Problem to work on:
Copy out the listing that follows, exact in every word, and skip the images.

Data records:
• • • • •

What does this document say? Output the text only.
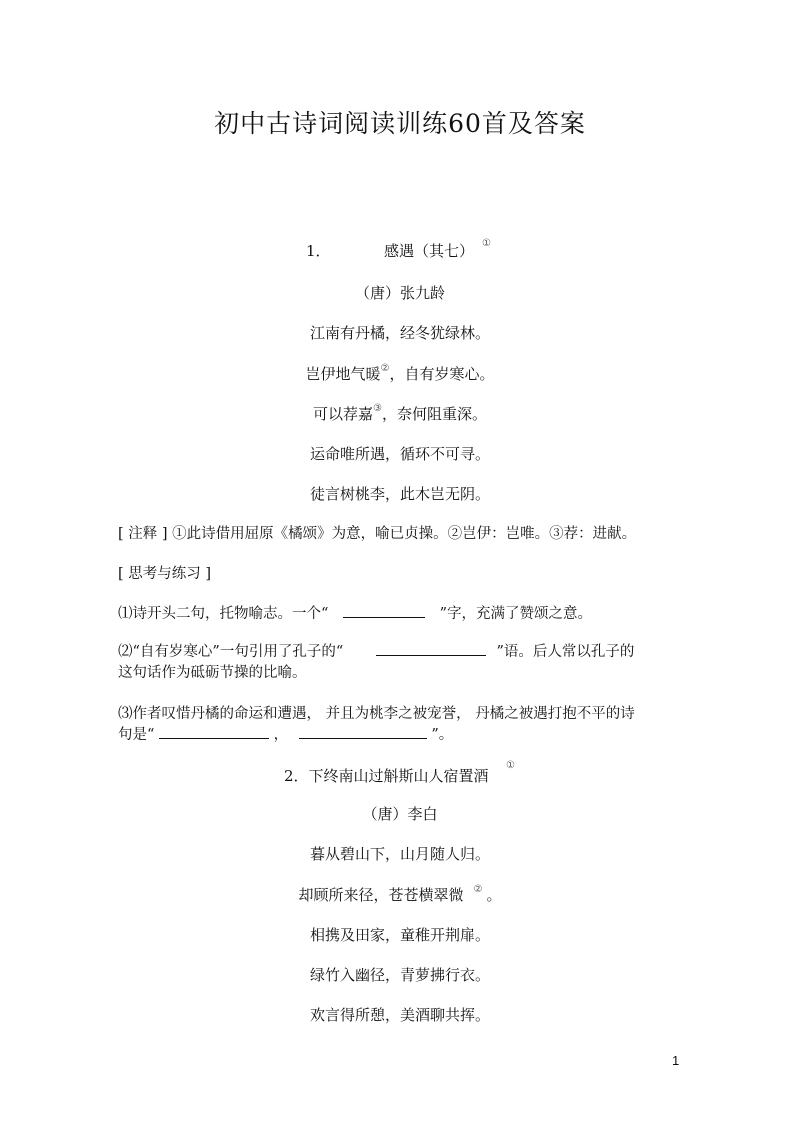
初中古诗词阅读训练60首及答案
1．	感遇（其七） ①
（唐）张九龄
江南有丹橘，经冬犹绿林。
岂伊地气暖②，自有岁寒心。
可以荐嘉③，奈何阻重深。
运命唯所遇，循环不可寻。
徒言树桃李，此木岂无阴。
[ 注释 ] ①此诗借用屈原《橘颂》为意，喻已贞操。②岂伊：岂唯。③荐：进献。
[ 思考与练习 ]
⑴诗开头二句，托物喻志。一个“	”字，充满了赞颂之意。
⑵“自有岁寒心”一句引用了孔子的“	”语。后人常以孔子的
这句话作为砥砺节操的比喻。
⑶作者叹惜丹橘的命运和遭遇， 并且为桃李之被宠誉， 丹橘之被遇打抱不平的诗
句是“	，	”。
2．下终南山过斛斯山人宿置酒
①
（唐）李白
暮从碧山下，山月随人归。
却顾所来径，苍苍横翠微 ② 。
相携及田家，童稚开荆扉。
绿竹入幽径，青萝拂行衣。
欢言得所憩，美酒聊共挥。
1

• • • • •

Written solution:
What does this document say? Output the text only.
初中古诗词阅读训练60首及答案
1．	感遇（其七） ①
（唐）张九龄
江南有丹橘，经冬犹绿林。
岂伊地气暖②，自有岁寒心。
可以荐嘉③，奈何阻重深。
运命唯所遇，循环不可寻。
徒言树桃李，此木岂无阴。
[ 注释 ] ①此诗借用屈原《橘颂》为意，喻已贞操。②岂伊：岂唯。③荐：进献。
[ 思考与练习 ]
⑴诗开头二句，托物喻志。一个“	”字，充满了赞颂之意。
⑵“自有岁寒心”一句引用了孔子的“	”语。后人常以孔子的
这句话作为砥砺节操的比喻。
⑶作者叹惜丹橘的命运和遭遇， 并且为桃李之被宠誉， 丹橘之被遇打抱不平的诗
句是“	，	”。
2．下终南山过斛斯山人宿置酒
①
（唐）李白
暮从碧山下，山月随人归。
却顾所来径，苍苍横翠微 ② 。
相携及田家，童稚开荆扉。
绿竹入幽径，青萝拂行衣。
欢言得所憩，美酒聊共挥。
1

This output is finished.